Given instruction >> Restate the entries below word for word, omitting nothing.
>> Start Listed entries
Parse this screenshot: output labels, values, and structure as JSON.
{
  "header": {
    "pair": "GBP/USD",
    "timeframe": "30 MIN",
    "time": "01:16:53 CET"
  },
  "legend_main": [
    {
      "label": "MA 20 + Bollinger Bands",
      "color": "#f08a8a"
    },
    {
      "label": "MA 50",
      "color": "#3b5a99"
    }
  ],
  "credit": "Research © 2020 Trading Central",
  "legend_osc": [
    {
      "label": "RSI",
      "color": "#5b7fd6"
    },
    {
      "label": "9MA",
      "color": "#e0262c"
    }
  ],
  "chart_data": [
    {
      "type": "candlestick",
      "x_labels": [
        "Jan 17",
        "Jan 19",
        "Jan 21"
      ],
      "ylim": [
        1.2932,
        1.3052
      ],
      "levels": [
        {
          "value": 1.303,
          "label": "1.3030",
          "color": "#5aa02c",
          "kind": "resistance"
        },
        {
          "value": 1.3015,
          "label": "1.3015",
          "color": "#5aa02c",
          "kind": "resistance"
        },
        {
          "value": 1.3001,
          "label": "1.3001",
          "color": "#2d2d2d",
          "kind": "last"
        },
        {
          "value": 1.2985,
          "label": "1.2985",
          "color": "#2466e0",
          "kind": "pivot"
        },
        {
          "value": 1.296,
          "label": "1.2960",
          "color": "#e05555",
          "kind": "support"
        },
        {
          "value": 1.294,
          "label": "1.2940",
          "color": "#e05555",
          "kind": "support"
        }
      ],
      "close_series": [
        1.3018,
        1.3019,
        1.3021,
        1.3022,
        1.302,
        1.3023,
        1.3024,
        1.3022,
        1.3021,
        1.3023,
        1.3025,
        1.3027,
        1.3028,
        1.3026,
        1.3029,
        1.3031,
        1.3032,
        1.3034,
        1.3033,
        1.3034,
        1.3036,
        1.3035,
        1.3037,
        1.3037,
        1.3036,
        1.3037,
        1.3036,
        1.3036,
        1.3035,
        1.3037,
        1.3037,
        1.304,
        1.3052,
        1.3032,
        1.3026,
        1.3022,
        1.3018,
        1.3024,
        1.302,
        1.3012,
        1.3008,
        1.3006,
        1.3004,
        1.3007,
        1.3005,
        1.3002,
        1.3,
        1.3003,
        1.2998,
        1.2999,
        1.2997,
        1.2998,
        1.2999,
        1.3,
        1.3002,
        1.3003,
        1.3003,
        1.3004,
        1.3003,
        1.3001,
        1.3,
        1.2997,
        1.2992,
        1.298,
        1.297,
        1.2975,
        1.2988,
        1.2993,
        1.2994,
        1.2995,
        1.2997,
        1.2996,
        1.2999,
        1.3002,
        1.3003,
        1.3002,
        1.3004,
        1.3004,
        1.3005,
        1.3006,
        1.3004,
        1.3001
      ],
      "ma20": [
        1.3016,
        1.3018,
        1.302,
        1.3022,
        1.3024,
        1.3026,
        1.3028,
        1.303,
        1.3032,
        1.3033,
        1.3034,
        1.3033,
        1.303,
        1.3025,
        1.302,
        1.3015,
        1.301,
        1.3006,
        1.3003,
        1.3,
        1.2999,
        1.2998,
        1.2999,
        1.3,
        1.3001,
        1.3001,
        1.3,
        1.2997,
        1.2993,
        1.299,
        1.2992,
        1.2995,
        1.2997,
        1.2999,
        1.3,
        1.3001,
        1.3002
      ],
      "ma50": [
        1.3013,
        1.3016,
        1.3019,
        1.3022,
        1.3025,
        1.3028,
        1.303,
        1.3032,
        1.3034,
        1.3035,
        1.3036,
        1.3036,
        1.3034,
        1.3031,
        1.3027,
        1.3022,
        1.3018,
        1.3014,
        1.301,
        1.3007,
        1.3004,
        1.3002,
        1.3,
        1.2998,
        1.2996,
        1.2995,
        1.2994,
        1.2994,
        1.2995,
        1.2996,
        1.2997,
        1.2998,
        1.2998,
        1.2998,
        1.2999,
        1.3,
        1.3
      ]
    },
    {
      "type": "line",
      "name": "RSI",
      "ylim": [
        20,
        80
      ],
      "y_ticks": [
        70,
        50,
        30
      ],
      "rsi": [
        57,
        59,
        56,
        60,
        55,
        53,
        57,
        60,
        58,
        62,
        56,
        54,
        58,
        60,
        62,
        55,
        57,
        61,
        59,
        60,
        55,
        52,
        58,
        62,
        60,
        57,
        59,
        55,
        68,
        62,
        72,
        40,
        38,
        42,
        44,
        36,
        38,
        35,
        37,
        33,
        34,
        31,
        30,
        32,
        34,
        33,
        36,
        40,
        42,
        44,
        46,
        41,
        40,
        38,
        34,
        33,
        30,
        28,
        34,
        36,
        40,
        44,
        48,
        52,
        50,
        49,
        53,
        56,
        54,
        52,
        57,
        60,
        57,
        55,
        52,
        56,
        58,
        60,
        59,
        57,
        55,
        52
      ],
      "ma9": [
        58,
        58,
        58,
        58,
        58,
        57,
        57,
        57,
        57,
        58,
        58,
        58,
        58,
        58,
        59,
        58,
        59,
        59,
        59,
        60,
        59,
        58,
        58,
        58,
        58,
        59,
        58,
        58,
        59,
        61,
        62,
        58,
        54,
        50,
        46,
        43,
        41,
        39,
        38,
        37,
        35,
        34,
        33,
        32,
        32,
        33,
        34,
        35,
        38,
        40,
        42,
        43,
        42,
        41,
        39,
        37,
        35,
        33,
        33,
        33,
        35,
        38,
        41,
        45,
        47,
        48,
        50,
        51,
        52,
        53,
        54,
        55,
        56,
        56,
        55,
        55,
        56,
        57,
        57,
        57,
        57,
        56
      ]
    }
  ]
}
>> End Listed entries
The response >>
Parse this screenshot: output labels, values, and structure as JSON.
{
  "header": {
    "pair": "GBP/USD",
    "timeframe": "30 MIN",
    "time": "01:16:53 CET"
  },
  "legend_main": [
    {
      "label": "MA 20 + Bollinger Bands",
      "color": "#f08a8a"
    },
    {
      "label": "MA 50",
      "color": "#3b5a99"
    }
  ],
  "credit": "Research © 2020 Trading Central",
  "legend_osc": [
    {
      "label": "RSI",
      "color": "#5b7fd6"
    },
    {
      "label": "9MA",
      "color": "#e0262c"
    }
  ],
  "chart_data": [
    {
      "type": "candlestick",
      "x_labels": [
        "Jan 17",
        "Jan 19",
        "Jan 21"
      ],
      "ylim": [
        1.2932,
        1.3052
      ],
      "levels": [
        {
          "value": 1.303,
          "label": "1.3030",
          "color": "#5aa02c",
          "kind": "resistance"
        },
        {
          "value": 1.3015,
          "label": "1.3015",
          "color": "#5aa02c",
          "kind": "resistance"
        },
        {
          "value": 1.3001,
          "label": "1.3001",
          "color": "#2d2d2d",
          "kind": "last"
        },
        {
          "value": 1.2985,
          "label": "1.2985",
          "color": "#2466e0",
          "kind": "pivot"
        },
        {
          "value": 1.296,
          "label": "1.2960",
          "color": "#e05555",
          "kind": "support"
        },
        {
          "value": 1.294,
          "label": "1.2940",
          "color": "#e05555",
          "kind": "support"
        }
      ],
      "close_series": [
        1.3018,
        1.3019,
        1.3021,
        1.3022,
        1.302,
        1.3023,
        1.3024,
        1.3022,
        1.3021,
        1.3023,
        1.3025,
        1.3027,
        1.3028,
        1.3026,
        1.3029,
        1.3031,
        1.3032,
        1.3034,
        1.3033,
        1.3034,
        1.3036,
        1.3035,
        1.3037,
        1.3037,
        1.3036,
        1.3037,
        1.3036,
        1.3036,
        1.3035,
        1.3037,
        1.3037,
        1.304,
        1.3052,
        1.3032,
        1.3026,
        1.3022,
        1.3018,
        1.3024,
        1.302,
        1.3012,
        1.3008,
        1.3006,
        1.3004,
        1.3007,
        1.3005,
        1.3002,
        1.3,
        1.3003,
        1.2998,
        1.2999,
        1.2997,
        1.2998,
        1.2999,
        1.3,
        1.3002,
        1.3003,
        1.3003,
        1.3004,
        1.3003,
        1.3001,
        1.3,
        1.2997,
        1.2992,
        1.298,
        1.297,
        1.2975,
        1.2988,
        1.2993,
        1.2994,
        1.2995,
        1.2997,
        1.2996,
        1.2999,
        1.3002,
        1.3003,
        1.3002,
        1.3004,
        1.3004,
        1.3005,
        1.3006,
        1.3004,
        1.3001
      ],
      "ma20": [
        1.3016,
        1.3018,
        1.302,
        1.3022,
        1.3024,
        1.3026,
        1.3028,
        1.303,
        1.3032,
        1.3033,
        1.3034,
        1.3033,
        1.303,
        1.3025,
        1.302,
        1.3015,
        1.301,
        1.3006,
        1.3003,
        1.3,
        1.2999,
        1.2998,
        1.2999,
        1.3,
        1.3001,
        1.3001,
        1.3,
        1.2997,
        1.2993,
        1.299,
        1.2992,
        1.2995,
        1.2997,
        1.2999,
        1.3,
        1.3001,
        1.3002
      ],
      "ma50": [
        1.3013,
        1.3016,
        1.3019,
        1.3022,
        1.3025,
        1.3028,
        1.303,
        1.3032,
        1.3034,
        1.3035,
        1.3036,
        1.3036,
        1.3034,
        1.3031,
        1.3027,
        1.3022,
        1.3018,
        1.3014,
        1.301,
        1.3007,
        1.3004,
        1.3002,
        1.3,
        1.2998,
        1.2996,
        1.2995,
        1.2994,
        1.2994,
        1.2995,
        1.2996,
        1.2997,
        1.2998,
        1.2998,
        1.2998,
        1.2999,
        1.3,
        1.3
      ]
    },
    {
      "type": "line",
      "name": "RSI",
      "ylim": [
        20,
        80
      ],
      "y_ticks": [
        70,
        50,
        30
      ],
      "rsi": [
        57,
        59,
        56,
        60,
        55,
        53,
        57,
        60,
        58,
        62,
        56,
        54,
        58,
        60,
        62,
        55,
        57,
        61,
        59,
        60,
        55,
        52,
        58,
        62,
        60,
        57,
        59,
        55,
        68,
        62,
        72,
        40,
        38,
        42,
        44,
        36,
        38,
        35,
        37,
        33,
        34,
        31,
        30,
        32,
        34,
        33,
        36,
        40,
        42,
        44,
        46,
        41,
        40,
        38,
        34,
        33,
        30,
        28,
        34,
        36,
        40,
        44,
        48,
        52,
        50,
        49,
        53,
        56,
        54,
        52,
        57,
        60,
        57,
        55,
        52,
        56,
        58,
        60,
        59,
        57,
        55,
        52
      ],
      "ma9": [
        58,
        58,
        58,
        58,
        58,
        57,
        57,
        57,
        57,
        58,
        58,
        58,
        58,
        58,
        59,
        58,
        59,
        59,
        59,
        60,
        59,
        58,
        58,
        58,
        58,
        59,
        58,
        58,
        59,
        61,
        62,
        58,
        54,
        50,
        46,
        43,
        41,
        39,
        38,
        37,
        35,
        34,
        33,
        32,
        32,
        33,
        34,
        35,
        38,
        40,
        42,
        43,
        42,
        41,
        39,
        37,
        35,
        33,
        33,
        33,
        35,
        38,
        41,
        45,
        47,
        48,
        50,
        51,
        52,
        53,
        54,
        55,
        56,
        56,
        55,
        55,
        56,
        57,
        57,
        57,
        57,
        56
      ]
    }
  ]
}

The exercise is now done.